Problem details
Copy out all the entries word for word.

Begin Records to process

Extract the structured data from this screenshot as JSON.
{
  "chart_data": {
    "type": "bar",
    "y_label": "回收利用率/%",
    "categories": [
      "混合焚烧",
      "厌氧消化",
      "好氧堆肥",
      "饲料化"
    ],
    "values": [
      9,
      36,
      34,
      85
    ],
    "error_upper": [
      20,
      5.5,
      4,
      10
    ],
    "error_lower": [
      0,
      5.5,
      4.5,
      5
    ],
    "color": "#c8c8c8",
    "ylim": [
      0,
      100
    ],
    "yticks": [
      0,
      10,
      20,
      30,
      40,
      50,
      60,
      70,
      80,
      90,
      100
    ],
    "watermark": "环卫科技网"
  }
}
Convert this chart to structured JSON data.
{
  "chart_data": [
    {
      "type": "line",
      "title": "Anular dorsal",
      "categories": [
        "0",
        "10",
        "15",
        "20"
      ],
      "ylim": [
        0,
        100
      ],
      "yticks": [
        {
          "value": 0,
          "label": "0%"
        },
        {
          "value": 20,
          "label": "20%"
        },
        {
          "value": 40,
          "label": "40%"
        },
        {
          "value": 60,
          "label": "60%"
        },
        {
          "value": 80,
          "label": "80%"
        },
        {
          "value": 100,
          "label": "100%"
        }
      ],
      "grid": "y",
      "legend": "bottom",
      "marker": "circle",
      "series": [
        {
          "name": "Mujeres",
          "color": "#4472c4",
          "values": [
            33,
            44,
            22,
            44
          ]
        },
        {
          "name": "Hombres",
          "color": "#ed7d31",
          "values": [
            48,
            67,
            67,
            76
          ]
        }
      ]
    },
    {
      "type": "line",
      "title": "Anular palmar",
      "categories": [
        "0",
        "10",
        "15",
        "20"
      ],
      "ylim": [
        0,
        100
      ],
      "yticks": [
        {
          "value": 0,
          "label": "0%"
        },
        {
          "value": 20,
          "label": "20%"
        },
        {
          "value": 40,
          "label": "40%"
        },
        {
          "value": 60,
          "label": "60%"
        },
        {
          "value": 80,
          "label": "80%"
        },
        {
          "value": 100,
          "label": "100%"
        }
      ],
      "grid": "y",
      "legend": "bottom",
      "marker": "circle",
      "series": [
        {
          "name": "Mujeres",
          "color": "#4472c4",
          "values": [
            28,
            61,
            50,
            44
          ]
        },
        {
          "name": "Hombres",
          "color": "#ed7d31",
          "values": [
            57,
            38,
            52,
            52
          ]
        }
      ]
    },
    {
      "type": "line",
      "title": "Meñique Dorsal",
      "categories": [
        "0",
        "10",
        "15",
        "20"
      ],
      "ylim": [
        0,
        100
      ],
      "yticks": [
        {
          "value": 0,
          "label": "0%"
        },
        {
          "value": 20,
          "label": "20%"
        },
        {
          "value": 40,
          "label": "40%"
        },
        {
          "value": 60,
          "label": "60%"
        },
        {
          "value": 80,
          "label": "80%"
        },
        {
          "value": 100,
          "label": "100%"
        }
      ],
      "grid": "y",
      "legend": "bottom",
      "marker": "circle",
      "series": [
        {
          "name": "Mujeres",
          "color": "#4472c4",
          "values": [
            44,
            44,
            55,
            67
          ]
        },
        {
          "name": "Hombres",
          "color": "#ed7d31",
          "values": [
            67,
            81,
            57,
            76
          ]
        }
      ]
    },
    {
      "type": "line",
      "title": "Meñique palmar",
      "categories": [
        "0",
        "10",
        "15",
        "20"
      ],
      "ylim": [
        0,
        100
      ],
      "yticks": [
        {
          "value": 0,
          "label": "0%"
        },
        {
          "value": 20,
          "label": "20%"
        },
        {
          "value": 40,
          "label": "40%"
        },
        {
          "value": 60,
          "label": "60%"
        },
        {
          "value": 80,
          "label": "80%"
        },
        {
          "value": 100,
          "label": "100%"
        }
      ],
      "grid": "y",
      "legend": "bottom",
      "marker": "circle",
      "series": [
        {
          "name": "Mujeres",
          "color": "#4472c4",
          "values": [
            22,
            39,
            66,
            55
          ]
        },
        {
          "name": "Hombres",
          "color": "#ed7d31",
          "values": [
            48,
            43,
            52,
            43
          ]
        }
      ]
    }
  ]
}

End Records to process

Exercise solution
Extract the structured data from this screenshot as JSON.
{
  "chart_data": {
    "type": "bar",
    "y_label": "回收利用率/%",
    "categories": [
      "混合焚烧",
      "厌氧消化",
      "好氧堆肥",
      "饲料化"
    ],
    "values": [
      9,
      36,
      34,
      85
    ],
    "error_upper": [
      20,
      5.5,
      4,
      10
    ],
    "error_lower": [
      0,
      5.5,
      4.5,
      5
    ],
    "color": "#c8c8c8",
    "ylim": [
      0,
      100
    ],
    "yticks": [
      0,
      10,
      20,
      30,
      40,
      50,
      60,
      70,
      80,
      90,
      100
    ],
    "watermark": "环卫科技网"
  }
}
Convert this chart to structured JSON data.
{
  "chart_data": [
    {
      "type": "line",
      "title": "Anular dorsal",
      "categories": [
        "0",
        "10",
        "15",
        "20"
      ],
      "ylim": [
        0,
        100
      ],
      "yticks": [
        {
          "value": 0,
          "label": "0%"
        },
        {
          "value": 20,
          "label": "20%"
        },
        {
          "value": 40,
          "label": "40%"
        },
        {
          "value": 60,
          "label": "60%"
        },
        {
          "value": 80,
          "label": "80%"
        },
        {
          "value": 100,
          "label": "100%"
        }
      ],
      "grid": "y",
      "legend": "bottom",
      "marker": "circle",
      "series": [
        {
          "name": "Mujeres",
          "color": "#4472c4",
          "values": [
            33,
            44,
            22,
            44
          ]
        },
        {
          "name": "Hombres",
          "color": "#ed7d31",
          "values": [
            48,
            67,
            67,
            76
          ]
        }
      ]
    },
    {
      "type": "line",
      "title": "Anular palmar",
      "categories": [
        "0",
        "10",
        "15",
        "20"
      ],
      "ylim": [
        0,
        100
      ],
      "yticks": [
        {
          "value": 0,
          "label": "0%"
        },
        {
          "value": 20,
          "label": "20%"
        },
        {
          "value": 40,
          "label": "40%"
        },
        {
          "value": 60,
          "label": "60%"
        },
        {
          "value": 80,
          "label": "80%"
        },
        {
          "value": 100,
          "label": "100%"
        }
      ],
      "grid": "y",
      "legend": "bottom",
      "marker": "circle",
      "series": [
        {
          "name": "Mujeres",
          "color": "#4472c4",
          "values": [
            28,
            61,
            50,
            44
          ]
        },
        {
          "name": "Hombres",
          "color": "#ed7d31",
          "values": [
            57,
            38,
            52,
            52
          ]
        }
      ]
    },
    {
      "type": "line",
      "title": "Meñique Dorsal",
      "categories": [
        "0",
        "10",
        "15",
        "20"
      ],
      "ylim": [
        0,
        100
      ],
      "yticks": [
        {
          "value": 0,
          "label": "0%"
        },
        {
          "value": 20,
          "label": "20%"
        },
        {
          "value": 40,
          "label": "40%"
        },
        {
          "value": 60,
          "label": "60%"
        },
        {
          "value": 80,
          "label": "80%"
        },
        {
          "value": 100,
          "label": "100%"
        }
      ],
      "grid": "y",
      "legend": "bottom",
      "marker": "circle",
      "series": [
        {
          "name": "Mujeres",
          "color": "#4472c4",
          "values": [
            44,
            44,
            55,
            67
          ]
        },
        {
          "name": "Hombres",
          "color": "#ed7d31",
          "values": [
            67,
            81,
            57,
            76
          ]
        }
      ]
    },
    {
      "type": "line",
      "title": "Meñique palmar",
      "categories": [
        "0",
        "10",
        "15",
        "20"
      ],
      "ylim": [
        0,
        100
      ],
      "yticks": [
        {
          "value": 0,
          "label": "0%"
        },
        {
          "value": 20,
          "label": "20%"
        },
        {
          "value": 40,
          "label": "40%"
        },
        {
          "value": 60,
          "label": "60%"
        },
        {
          "value": 80,
          "label": "80%"
        },
        {
          "value": 100,
          "label": "100%"
        }
      ],
      "grid": "y",
      "legend": "bottom",
      "marker": "circle",
      "series": [
        {
          "name": "Mujeres",
          "color": "#4472c4",
          "values": [
            22,
            39,
            66,
            55
          ]
        },
        {
          "name": "Hombres",
          "color": "#ed7d31",
          "values": [
            48,
            43,
            52,
            43
          ]
        }
      ]
    }
  ]
}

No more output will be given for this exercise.